• [Task directions]:
Show all lines that include the string "true"; copy each one.

= = = = =

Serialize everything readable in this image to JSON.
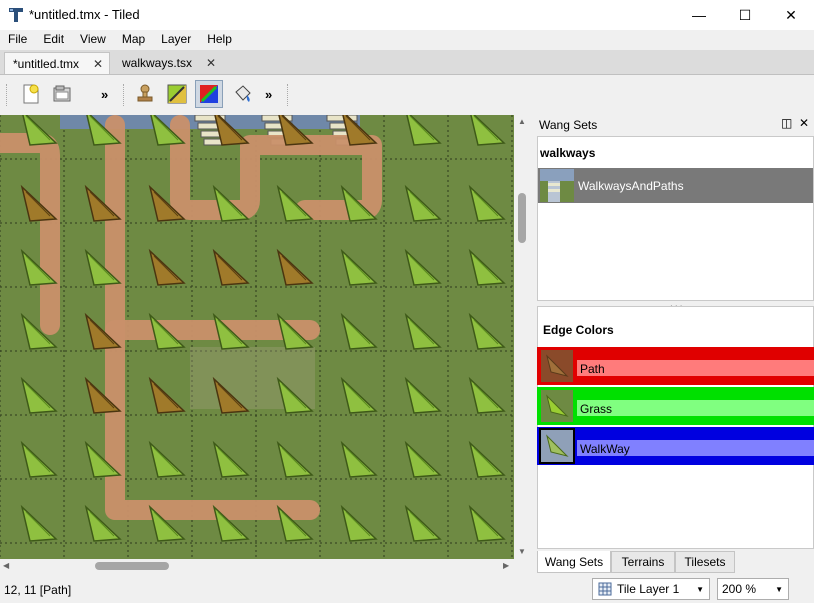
{
  "window": {
    "title": "*untitled.tmx - Tiled",
    "minimize_glyph": "—",
    "maximize_glyph": "☐",
    "close_glyph": "✕"
  },
  "menu": [
    "File",
    "Edit",
    "View",
    "Map",
    "Layer",
    "Help"
  ],
  "tabs": [
    {
      "label": "*untitled.tmx",
      "close": "✕",
      "active": true
    },
    {
      "label": "walkways.tsx",
      "close": "✕",
      "active": false
    }
  ],
  "toolbar": {
    "overflow_left": "»",
    "overflow_right": "»",
    "buttons": [
      {
        "name": "new-map",
        "icon": "new-file-icon"
      },
      {
        "name": "open",
        "icon": "open-folder-icon"
      },
      {
        "name": "stamp-brush",
        "icon": "stamp-icon"
      },
      {
        "name": "terrain-brush",
        "icon": "terrain-brush-icon"
      },
      {
        "name": "wang-brush",
        "icon": "wang-brush-icon",
        "active": true
      },
      {
        "name": "bucket-fill",
        "icon": "bucket-fill-icon"
      }
    ]
  },
  "wang_panel": {
    "title": "Wang Sets",
    "float_glyph": "◫",
    "close_glyph": "✕",
    "tileset_name": "walkways",
    "sets": [
      {
        "label": "WalkwaysAndPaths",
        "selected": true
      }
    ],
    "edge_colors_title": "Edge Colors",
    "edge_colors": [
      {
        "label": "Path",
        "color": "#e00000",
        "light": "#ff7b7b",
        "swatch": "#8a5a2a"
      },
      {
        "label": "Grass",
        "color": "#00e000",
        "light": "#80ff80",
        "swatch": "#7fb241"
      },
      {
        "label": "WalkWay",
        "color": "#0000e0",
        "light": "#8080ff",
        "swatch": "#9fb0c8"
      }
    ],
    "bottom_tabs": [
      "Wang Sets",
      "Terrains",
      "Tilesets"
    ]
  },
  "status": {
    "position": "12, 11 [Path]",
    "layer": "Tile Layer 1",
    "zoom": "200 %",
    "dropdown_glyph": "▼"
  },
  "colors": {
    "grass": "#6e8a43",
    "path": "#c9906a",
    "walkway": "#6f88a8",
    "selected_row": "#797979"
  }
}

= = = = =

• [Result]:
      "active": true
        "active": true
        "selected": true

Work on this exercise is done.